----- Input rows -----
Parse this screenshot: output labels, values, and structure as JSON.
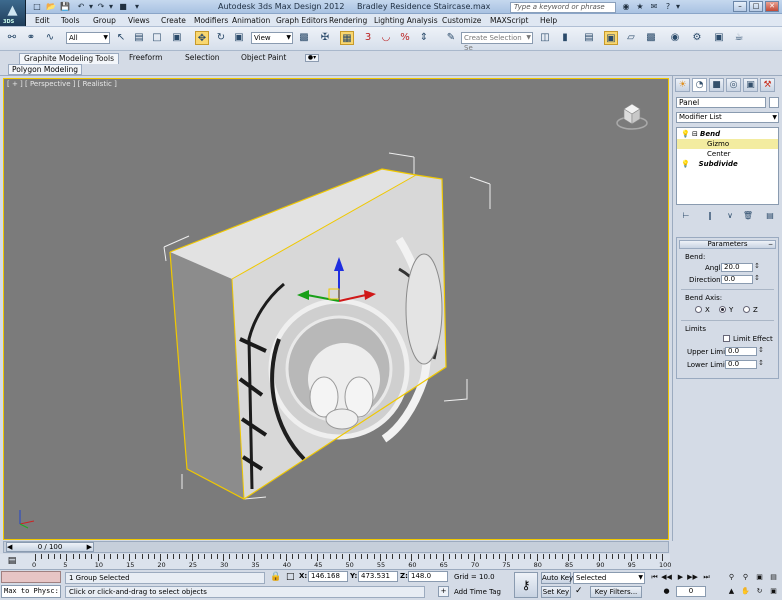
{
  "window": {
    "app_title": "Autodesk 3ds Max Design 2012",
    "file_title": "Bradley Residence Staircase.max",
    "logo_text": "3DS",
    "search_placeholder": "Type a keyword or phrase",
    "min_glyph": "–",
    "max_glyph": "□",
    "close_glyph": "✕"
  },
  "menu": [
    "Edit",
    "Tools",
    "Group",
    "Views",
    "Create",
    "Modifiers",
    "Animation",
    "Graph Editors",
    "Rendering",
    "Lighting Analysis",
    "Customize",
    "MAXScript",
    "Help"
  ],
  "toolbar": {
    "selection_filter": "All",
    "ref_coord": "View",
    "named_selection_placeholder": "Create Selection Se",
    "snap_label": "3"
  },
  "ribbon": {
    "tabs": [
      "Graphite Modeling Tools",
      "Freeform",
      "Selection",
      "Object Paint"
    ],
    "sub_tab": "Polygon Modeling"
  },
  "viewport": {
    "label": "[ + ] [ Perspective ] [ Realistic ]"
  },
  "command_panel": {
    "object_name": "Panel",
    "modifier_list": "Modifier List",
    "stack": [
      {
        "label": "Bend",
        "bold": true
      },
      {
        "label": "Gizmo",
        "bold": false
      },
      {
        "label": "Center",
        "bold": false
      },
      {
        "label": "Subdivide",
        "bold": true
      }
    ],
    "parameters": {
      "title": "Parameters",
      "bend_label": "Bend:",
      "angle_label": "Angle:",
      "angle_value": "20.0",
      "direction_label": "Direction:",
      "direction_value": "0.0",
      "bend_axis_label": "Bend Axis:",
      "axis_x": "X",
      "axis_y": "Y",
      "axis_z": "Z",
      "selected_axis": "Y",
      "limits_label": "Limits",
      "limit_effect_label": "Limit Effect",
      "upper_limit_label": "Upper Limit:",
      "upper_limit_value": "0.0",
      "lower_limit_label": "Lower Limit:",
      "lower_limit_value": "0.0"
    }
  },
  "time_slider": {
    "label": "0 / 100"
  },
  "ruler": {
    "labels": [
      "0",
      "5",
      "10",
      "15",
      "20",
      "25",
      "30",
      "35",
      "40",
      "45",
      "50",
      "55",
      "60",
      "65",
      "70",
      "75",
      "80",
      "85",
      "90",
      "95",
      "100"
    ]
  },
  "status": {
    "maxscript_prompt": "Max to Physc:",
    "selection_info": "1 Group Selected",
    "prompt": "Click or click-and-drag to select objects",
    "x_label": "X:",
    "x_value": "146.168",
    "y_label": "Y:",
    "y_value": "473.531",
    "z_label": "Z:",
    "z_value": "148.0",
    "grid": "Grid = 10.0",
    "add_time_tag": "Add Time Tag",
    "auto_key": "Auto Key",
    "set_key": "Set Key",
    "key_mode": "Selected",
    "key_filters": "Key Filters...",
    "frame": "0"
  },
  "colors": {
    "selection_yellow": "#f0c800",
    "viewport_bg": "#7b7b7b",
    "stack_highlight": "#f3eca0"
  }
}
-----
▸ What is asked
Going through the data, tally the lines containing "Create" and report only the result.

▸ Completed task
2